◆ **EXCERPTED DATA**:

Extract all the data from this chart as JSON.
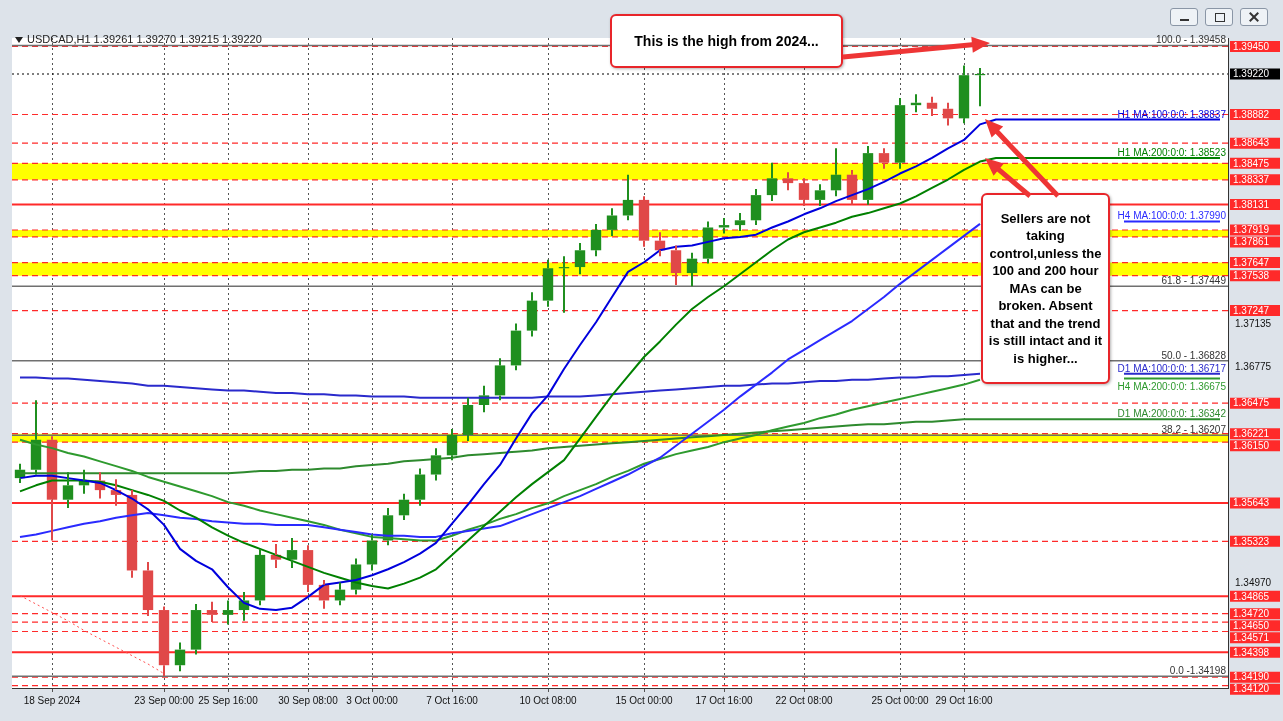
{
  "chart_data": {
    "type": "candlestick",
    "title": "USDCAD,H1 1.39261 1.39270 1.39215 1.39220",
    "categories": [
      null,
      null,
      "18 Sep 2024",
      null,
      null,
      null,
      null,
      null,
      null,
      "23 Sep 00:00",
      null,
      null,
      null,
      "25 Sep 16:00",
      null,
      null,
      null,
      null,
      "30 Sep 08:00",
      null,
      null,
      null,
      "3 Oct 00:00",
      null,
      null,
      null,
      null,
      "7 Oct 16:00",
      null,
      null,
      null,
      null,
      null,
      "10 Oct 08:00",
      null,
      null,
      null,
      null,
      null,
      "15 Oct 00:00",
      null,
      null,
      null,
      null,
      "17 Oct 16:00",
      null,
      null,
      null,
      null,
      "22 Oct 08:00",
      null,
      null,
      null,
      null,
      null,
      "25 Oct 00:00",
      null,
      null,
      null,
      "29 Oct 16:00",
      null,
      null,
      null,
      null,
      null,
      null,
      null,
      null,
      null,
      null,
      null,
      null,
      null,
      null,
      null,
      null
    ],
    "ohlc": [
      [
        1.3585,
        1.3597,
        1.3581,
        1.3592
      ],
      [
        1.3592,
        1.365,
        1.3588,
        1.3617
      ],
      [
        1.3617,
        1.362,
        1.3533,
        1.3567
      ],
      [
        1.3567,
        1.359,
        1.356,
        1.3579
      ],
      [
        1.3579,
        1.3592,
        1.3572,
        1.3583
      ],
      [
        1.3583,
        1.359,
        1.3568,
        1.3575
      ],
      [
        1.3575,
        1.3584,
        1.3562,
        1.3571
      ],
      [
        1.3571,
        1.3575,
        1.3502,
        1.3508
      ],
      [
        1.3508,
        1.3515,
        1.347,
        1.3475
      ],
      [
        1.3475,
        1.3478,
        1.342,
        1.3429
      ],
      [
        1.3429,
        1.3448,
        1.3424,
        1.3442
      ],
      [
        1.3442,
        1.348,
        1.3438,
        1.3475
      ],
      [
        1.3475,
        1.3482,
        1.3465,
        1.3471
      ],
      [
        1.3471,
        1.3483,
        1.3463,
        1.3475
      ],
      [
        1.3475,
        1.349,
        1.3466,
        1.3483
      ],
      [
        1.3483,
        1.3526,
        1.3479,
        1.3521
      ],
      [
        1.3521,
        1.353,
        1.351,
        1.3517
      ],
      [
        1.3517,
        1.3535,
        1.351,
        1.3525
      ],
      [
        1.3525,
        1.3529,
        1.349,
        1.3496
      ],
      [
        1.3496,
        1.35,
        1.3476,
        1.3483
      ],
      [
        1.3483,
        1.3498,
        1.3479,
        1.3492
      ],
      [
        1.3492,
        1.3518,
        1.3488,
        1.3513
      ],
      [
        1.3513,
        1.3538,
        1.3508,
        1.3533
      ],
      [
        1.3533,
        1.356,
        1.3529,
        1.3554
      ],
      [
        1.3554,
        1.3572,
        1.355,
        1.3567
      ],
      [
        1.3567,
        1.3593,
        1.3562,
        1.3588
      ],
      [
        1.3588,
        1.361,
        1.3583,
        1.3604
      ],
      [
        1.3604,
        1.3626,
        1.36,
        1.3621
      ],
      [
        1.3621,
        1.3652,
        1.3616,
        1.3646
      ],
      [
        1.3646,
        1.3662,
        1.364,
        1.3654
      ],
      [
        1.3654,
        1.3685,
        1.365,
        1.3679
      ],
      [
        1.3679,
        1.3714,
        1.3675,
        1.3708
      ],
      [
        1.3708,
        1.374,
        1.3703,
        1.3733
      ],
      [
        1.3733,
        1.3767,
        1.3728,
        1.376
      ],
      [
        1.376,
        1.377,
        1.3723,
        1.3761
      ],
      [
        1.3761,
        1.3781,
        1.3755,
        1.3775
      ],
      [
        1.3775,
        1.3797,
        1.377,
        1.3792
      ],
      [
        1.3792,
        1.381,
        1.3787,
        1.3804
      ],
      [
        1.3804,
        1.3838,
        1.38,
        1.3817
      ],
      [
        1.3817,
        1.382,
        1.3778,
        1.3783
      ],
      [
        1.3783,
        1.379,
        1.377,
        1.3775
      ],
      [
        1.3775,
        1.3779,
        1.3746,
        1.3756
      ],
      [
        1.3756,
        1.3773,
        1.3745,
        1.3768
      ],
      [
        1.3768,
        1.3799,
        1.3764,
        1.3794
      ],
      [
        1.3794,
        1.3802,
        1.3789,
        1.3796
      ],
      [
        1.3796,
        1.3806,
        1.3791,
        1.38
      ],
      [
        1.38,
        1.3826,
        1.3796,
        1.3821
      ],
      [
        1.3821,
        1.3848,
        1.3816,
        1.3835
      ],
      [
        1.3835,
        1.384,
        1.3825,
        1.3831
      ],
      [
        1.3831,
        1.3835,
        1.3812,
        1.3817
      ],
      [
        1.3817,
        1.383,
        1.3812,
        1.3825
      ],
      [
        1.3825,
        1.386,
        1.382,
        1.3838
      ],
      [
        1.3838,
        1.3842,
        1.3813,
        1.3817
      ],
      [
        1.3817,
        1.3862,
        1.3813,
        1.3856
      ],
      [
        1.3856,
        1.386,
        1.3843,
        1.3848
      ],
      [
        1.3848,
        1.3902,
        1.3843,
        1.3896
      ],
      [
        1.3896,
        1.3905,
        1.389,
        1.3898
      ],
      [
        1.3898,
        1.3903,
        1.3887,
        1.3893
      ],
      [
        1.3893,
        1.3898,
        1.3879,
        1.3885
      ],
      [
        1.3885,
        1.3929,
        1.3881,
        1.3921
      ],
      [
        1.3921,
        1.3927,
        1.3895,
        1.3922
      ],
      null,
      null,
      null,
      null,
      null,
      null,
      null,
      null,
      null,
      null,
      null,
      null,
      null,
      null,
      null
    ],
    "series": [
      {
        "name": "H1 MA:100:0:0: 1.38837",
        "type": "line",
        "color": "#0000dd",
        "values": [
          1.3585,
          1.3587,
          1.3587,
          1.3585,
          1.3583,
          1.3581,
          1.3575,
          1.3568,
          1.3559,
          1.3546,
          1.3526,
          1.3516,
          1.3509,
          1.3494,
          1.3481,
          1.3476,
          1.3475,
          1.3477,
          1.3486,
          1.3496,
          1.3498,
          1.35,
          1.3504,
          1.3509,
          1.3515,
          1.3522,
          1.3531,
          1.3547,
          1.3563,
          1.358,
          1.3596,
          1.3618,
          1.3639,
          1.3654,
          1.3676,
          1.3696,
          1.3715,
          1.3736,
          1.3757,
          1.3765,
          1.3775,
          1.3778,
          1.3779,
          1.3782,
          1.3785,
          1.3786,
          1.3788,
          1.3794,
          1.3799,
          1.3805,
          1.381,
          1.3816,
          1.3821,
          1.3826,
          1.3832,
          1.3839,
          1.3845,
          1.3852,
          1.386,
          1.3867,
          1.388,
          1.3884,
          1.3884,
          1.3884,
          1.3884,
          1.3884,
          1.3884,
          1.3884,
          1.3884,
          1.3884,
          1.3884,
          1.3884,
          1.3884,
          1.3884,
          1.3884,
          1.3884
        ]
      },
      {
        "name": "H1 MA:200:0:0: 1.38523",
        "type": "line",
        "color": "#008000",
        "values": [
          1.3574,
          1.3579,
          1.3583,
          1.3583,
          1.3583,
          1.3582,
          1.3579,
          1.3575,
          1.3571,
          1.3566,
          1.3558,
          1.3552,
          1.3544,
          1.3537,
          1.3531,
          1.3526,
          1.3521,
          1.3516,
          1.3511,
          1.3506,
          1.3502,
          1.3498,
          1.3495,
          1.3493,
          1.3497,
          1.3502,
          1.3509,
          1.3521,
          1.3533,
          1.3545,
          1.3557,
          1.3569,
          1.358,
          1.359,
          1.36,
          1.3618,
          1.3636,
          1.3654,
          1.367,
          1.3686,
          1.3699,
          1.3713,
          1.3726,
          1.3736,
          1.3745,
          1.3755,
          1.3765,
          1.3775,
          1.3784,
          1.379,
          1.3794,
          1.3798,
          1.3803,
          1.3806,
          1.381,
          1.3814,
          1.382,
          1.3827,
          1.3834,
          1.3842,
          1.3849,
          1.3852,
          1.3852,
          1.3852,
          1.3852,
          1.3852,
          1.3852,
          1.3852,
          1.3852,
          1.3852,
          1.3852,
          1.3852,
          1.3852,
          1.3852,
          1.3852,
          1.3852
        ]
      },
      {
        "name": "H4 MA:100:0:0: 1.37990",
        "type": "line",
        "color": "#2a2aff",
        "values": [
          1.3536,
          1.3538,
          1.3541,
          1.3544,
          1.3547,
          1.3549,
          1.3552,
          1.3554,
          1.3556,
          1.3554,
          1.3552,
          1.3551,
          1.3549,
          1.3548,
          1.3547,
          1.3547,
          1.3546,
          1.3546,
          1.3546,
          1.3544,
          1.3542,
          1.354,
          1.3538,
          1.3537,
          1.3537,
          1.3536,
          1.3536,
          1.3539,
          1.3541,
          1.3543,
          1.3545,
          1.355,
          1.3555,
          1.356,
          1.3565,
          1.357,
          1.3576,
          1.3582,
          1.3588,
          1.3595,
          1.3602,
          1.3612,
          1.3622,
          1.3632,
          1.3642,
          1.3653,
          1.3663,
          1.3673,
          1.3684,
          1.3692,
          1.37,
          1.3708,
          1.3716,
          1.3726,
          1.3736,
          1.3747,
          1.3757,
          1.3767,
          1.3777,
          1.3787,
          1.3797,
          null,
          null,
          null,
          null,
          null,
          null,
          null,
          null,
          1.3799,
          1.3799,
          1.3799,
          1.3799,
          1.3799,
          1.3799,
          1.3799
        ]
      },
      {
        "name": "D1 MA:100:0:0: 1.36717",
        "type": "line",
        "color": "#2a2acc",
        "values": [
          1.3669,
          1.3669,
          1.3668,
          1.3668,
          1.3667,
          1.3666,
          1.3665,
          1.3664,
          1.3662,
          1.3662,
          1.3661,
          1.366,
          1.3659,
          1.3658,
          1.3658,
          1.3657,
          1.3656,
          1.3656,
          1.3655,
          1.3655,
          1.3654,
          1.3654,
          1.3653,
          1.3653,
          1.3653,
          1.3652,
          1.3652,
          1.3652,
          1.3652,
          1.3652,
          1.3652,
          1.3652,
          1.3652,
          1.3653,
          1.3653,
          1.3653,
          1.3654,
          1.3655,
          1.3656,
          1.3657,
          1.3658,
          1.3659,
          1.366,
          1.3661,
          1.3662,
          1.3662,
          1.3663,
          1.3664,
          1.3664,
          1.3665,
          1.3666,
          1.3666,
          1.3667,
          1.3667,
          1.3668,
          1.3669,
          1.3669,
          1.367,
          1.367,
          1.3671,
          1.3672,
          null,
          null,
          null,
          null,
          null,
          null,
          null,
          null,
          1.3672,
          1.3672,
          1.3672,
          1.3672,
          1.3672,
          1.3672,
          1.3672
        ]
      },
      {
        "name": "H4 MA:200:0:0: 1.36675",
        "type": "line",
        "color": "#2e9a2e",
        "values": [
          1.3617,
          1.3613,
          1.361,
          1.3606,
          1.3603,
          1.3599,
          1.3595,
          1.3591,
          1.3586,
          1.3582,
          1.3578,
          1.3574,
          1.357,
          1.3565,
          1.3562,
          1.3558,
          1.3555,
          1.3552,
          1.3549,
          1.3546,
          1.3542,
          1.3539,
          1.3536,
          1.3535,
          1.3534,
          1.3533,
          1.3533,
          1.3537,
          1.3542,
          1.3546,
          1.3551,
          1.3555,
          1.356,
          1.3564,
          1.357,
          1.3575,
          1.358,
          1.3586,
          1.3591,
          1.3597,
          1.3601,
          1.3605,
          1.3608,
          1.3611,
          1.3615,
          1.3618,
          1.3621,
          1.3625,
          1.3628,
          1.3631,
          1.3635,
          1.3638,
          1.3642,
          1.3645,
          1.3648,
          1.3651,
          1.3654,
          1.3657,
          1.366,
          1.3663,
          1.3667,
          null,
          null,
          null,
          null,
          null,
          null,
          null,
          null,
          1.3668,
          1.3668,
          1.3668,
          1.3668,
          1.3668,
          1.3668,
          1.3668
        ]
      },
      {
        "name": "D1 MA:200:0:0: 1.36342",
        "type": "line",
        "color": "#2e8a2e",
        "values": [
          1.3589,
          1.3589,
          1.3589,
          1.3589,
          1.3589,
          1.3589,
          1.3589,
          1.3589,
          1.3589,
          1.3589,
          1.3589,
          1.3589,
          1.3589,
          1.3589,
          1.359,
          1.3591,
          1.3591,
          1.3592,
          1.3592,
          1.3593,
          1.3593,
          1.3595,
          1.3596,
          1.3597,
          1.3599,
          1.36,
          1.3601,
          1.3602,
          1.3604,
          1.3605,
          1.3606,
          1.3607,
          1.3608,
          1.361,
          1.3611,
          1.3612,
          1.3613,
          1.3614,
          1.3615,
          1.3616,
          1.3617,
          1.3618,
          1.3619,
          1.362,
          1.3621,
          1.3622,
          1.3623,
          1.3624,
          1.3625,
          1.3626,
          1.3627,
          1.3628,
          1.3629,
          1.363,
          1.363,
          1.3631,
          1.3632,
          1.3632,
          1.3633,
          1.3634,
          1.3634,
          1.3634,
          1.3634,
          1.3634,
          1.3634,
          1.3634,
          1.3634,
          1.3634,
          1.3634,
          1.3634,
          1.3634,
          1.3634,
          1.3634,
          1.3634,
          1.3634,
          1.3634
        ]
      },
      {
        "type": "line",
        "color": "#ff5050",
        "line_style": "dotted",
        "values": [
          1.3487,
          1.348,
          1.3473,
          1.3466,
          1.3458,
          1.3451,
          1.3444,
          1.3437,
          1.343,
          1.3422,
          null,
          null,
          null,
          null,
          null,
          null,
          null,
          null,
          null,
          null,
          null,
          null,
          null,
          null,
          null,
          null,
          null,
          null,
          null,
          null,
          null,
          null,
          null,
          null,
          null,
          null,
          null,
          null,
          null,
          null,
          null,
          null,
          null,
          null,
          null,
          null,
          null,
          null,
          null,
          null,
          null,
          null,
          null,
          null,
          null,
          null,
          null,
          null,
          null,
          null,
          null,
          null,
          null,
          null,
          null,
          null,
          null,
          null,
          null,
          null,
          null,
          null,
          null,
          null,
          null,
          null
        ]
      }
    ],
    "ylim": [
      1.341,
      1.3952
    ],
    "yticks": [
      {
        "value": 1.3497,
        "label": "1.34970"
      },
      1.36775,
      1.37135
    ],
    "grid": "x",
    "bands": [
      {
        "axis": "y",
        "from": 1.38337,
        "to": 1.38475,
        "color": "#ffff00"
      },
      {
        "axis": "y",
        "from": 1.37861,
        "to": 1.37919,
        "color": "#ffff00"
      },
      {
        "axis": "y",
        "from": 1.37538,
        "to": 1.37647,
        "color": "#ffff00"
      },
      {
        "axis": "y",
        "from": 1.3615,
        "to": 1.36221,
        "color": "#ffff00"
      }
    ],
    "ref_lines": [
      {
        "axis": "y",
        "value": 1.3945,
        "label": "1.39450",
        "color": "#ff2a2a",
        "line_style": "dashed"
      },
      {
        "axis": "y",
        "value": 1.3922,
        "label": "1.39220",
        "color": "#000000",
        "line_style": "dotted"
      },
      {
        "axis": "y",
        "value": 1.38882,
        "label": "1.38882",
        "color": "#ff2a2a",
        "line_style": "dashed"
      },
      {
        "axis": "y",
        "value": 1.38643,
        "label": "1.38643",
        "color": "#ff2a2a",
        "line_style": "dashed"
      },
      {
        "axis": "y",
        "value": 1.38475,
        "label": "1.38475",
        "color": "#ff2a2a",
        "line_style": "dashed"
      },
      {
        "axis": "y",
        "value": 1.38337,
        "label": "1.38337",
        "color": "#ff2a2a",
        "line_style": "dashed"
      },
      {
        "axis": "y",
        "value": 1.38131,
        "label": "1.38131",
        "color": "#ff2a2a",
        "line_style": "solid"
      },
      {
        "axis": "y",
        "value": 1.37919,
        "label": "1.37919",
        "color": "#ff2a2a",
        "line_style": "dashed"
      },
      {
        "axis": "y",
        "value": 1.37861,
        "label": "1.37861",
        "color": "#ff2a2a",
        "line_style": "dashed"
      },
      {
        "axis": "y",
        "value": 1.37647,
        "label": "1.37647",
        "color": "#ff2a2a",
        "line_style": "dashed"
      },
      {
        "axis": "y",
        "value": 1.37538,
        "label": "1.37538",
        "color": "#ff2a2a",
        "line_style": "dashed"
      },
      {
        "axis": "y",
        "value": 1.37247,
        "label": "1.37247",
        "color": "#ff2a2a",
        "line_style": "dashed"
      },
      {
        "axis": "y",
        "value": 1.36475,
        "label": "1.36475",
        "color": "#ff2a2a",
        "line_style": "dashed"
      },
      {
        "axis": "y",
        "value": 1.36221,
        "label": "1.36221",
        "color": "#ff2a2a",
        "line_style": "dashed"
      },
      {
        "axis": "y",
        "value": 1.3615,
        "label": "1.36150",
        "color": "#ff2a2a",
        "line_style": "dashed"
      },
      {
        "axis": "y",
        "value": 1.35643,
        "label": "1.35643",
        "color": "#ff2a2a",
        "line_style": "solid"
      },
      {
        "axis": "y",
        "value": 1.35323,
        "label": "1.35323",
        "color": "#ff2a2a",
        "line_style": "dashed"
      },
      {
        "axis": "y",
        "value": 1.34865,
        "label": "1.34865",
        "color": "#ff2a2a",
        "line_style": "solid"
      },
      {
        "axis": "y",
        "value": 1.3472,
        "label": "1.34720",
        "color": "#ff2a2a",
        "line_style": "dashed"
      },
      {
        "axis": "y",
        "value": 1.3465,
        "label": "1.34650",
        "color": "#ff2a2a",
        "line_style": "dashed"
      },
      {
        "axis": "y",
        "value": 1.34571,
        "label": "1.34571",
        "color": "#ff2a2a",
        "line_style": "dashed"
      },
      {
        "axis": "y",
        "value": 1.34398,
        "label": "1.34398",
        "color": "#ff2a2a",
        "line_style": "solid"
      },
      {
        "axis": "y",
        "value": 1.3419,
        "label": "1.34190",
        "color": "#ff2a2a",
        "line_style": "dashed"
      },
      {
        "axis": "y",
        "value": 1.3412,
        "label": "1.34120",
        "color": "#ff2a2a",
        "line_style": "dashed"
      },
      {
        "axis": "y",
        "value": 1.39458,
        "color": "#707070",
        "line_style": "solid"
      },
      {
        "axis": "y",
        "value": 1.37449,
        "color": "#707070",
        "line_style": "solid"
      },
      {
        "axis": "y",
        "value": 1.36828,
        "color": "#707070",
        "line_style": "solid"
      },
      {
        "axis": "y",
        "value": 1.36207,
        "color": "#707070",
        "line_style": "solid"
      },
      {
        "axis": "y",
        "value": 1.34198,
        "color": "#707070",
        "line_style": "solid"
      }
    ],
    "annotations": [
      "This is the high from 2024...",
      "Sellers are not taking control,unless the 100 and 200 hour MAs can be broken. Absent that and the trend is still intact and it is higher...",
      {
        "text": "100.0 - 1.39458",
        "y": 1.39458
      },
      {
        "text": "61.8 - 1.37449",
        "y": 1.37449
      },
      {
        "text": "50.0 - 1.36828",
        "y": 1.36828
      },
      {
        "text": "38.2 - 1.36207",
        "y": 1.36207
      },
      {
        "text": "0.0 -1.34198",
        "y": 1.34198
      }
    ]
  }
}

◆ **WORK TO DO**:
Of the lines above, how many contain the word "dotted"? Provide the number and nothing else.

◆ **COMPLETE ANSWER**:
2